[Input rows]:
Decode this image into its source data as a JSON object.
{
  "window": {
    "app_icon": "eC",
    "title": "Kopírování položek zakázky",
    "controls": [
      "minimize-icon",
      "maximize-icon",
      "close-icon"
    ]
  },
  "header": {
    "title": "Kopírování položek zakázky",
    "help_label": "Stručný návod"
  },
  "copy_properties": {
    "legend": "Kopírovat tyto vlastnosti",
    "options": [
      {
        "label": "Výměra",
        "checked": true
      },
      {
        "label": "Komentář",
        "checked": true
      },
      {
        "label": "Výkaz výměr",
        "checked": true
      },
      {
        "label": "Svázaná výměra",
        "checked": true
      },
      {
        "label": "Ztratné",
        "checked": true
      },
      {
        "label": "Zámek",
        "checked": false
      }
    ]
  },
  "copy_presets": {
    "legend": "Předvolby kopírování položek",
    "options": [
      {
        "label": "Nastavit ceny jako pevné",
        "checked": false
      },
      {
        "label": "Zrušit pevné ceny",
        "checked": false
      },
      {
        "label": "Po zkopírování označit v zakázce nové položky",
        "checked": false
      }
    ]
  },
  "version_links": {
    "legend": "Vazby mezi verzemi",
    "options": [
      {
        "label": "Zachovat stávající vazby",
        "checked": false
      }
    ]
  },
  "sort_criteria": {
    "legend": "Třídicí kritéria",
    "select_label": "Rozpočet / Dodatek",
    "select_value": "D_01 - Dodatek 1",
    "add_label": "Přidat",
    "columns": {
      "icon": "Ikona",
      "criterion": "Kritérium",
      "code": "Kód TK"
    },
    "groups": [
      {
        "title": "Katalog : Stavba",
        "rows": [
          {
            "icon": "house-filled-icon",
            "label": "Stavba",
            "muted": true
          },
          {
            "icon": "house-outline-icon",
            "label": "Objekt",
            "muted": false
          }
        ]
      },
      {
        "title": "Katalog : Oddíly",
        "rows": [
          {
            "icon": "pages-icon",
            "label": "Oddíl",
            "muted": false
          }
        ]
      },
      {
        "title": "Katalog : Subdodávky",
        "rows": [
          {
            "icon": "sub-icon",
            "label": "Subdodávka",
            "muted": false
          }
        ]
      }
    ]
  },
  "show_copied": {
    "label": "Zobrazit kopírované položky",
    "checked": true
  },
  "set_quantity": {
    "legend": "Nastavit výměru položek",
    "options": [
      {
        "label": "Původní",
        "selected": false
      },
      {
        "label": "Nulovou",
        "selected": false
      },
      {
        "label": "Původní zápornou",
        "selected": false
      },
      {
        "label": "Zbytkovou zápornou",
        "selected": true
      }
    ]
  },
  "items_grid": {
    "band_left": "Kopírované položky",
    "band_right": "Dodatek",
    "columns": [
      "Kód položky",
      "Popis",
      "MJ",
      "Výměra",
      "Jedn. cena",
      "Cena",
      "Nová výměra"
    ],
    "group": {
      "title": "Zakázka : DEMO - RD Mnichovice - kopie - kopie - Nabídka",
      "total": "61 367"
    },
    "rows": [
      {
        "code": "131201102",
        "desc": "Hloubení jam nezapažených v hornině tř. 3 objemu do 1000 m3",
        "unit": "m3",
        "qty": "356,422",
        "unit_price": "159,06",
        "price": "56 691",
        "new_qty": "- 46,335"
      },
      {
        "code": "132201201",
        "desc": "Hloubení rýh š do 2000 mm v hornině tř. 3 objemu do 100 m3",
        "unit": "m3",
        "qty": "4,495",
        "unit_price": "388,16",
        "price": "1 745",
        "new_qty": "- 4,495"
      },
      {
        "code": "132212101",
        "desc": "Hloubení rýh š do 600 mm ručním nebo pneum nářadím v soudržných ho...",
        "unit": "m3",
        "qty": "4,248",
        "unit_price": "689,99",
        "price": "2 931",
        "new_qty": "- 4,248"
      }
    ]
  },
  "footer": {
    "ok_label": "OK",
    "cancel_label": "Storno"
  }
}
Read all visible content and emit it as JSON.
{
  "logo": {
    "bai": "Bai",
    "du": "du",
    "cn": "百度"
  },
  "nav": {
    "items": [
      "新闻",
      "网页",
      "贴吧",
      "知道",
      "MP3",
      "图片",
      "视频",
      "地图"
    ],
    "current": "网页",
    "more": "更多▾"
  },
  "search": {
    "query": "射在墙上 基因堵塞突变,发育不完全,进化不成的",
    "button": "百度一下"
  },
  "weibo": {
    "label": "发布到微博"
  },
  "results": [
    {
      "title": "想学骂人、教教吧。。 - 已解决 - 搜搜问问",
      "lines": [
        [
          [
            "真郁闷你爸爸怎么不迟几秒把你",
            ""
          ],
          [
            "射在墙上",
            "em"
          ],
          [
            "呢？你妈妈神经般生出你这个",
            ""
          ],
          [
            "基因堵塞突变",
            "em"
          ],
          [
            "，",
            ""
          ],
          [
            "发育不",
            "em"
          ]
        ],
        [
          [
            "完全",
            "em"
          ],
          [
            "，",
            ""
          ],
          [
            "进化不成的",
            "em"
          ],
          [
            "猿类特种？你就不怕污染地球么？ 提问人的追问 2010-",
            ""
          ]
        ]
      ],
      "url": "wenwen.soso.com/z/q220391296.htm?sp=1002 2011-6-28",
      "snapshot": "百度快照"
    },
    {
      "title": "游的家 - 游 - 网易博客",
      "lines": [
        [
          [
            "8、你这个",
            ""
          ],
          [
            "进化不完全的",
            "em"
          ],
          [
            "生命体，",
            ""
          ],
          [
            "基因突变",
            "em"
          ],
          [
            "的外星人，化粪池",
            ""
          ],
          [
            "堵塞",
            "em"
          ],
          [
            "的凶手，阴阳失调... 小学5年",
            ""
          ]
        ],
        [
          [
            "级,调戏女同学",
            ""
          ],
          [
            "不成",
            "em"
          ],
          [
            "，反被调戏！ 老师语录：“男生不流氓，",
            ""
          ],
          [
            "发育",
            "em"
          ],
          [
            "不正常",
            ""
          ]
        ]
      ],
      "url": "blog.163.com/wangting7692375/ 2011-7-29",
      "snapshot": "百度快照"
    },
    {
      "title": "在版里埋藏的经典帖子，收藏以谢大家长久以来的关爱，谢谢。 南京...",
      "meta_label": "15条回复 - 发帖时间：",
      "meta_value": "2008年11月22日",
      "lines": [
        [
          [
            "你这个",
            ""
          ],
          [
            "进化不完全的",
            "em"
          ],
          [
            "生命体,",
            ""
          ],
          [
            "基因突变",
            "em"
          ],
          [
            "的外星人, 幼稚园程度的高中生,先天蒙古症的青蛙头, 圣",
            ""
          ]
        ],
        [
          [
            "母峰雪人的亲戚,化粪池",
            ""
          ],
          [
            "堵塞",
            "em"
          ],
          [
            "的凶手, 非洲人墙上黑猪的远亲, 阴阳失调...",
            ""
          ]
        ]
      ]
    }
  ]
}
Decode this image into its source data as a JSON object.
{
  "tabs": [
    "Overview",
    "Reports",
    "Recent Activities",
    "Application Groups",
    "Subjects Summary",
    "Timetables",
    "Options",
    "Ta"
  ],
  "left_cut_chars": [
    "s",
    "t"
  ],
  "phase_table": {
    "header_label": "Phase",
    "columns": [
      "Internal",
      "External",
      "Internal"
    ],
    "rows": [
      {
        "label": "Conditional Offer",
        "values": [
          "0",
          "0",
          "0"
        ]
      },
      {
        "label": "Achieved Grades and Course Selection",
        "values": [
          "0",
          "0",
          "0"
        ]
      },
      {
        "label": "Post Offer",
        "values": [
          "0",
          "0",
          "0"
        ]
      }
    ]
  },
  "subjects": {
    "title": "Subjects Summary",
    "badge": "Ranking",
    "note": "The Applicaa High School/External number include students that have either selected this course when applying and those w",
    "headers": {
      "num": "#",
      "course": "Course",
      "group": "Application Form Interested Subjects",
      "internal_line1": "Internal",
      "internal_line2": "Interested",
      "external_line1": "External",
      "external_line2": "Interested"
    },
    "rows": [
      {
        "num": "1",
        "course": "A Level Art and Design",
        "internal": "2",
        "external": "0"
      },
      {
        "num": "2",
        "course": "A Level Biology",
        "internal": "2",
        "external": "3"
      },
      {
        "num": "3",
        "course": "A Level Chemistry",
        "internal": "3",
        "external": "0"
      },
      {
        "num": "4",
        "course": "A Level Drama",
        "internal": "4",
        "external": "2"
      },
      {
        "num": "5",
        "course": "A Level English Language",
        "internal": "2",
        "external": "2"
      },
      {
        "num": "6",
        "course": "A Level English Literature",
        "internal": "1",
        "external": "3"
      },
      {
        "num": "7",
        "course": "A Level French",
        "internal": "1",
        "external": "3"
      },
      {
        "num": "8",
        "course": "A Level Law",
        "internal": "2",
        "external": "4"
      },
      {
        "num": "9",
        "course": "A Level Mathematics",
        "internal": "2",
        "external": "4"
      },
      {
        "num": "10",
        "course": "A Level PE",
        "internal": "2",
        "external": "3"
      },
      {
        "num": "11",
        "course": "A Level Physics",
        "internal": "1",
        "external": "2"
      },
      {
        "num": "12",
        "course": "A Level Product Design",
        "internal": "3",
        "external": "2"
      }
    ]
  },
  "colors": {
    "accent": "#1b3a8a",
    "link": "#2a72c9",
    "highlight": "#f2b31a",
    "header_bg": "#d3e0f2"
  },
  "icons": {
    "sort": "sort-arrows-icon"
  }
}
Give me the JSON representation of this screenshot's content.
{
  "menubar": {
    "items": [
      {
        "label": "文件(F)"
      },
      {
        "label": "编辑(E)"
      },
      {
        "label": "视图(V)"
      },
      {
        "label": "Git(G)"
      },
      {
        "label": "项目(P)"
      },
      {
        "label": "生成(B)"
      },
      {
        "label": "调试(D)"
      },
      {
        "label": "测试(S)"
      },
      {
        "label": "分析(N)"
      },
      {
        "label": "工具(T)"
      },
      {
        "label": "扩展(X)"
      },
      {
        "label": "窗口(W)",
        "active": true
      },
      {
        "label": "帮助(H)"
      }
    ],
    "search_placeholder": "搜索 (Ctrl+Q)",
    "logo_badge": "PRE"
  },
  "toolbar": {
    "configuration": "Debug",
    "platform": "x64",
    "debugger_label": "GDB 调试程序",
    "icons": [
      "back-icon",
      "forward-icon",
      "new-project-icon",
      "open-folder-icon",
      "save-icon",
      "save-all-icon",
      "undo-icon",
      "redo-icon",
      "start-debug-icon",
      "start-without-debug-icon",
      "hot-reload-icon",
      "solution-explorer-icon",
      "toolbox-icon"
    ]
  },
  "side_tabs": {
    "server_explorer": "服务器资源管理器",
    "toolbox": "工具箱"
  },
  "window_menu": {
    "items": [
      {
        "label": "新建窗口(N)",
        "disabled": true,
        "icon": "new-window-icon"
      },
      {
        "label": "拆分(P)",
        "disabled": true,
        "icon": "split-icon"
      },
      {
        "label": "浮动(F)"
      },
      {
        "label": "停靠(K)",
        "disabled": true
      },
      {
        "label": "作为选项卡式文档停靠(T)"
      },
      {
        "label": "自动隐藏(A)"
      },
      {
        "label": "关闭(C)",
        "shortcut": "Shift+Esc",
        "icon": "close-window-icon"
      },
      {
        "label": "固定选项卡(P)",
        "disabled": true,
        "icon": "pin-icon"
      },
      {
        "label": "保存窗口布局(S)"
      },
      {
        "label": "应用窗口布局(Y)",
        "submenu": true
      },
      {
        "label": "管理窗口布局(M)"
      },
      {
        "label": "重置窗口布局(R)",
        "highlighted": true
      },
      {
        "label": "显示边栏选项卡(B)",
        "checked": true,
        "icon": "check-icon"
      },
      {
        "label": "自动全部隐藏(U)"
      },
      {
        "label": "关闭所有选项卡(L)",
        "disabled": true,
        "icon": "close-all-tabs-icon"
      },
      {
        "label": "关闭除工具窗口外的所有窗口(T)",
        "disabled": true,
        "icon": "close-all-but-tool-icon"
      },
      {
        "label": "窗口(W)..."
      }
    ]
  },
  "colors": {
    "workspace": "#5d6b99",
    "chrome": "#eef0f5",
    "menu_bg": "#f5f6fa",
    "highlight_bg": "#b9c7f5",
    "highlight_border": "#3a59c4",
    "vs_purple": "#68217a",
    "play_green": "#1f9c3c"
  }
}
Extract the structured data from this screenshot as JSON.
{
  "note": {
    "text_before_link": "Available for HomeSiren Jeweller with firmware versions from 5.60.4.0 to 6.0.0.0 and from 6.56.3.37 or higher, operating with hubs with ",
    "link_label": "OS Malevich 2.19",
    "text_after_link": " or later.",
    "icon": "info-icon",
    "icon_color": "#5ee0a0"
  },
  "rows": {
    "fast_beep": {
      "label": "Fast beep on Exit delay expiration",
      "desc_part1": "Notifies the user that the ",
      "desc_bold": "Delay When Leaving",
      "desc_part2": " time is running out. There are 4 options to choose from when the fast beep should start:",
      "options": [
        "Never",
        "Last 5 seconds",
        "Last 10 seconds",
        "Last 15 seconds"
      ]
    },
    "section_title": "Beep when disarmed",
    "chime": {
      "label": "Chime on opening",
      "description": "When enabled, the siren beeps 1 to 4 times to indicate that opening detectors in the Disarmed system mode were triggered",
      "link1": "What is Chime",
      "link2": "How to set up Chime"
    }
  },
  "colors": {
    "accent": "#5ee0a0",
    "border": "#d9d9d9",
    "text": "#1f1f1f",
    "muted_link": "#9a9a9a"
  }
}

[Exercise objective]:
Search the listing for the word "objemu" and return each line that holds it.

[Exercise answer]:
        "desc": "Hloubení jam nezapažených v hornině tř. 3 objemu do 1000 m3",
        "desc": "Hloubení rýh š do 2000 mm v hornině tř. 3 objemu do 100 m3",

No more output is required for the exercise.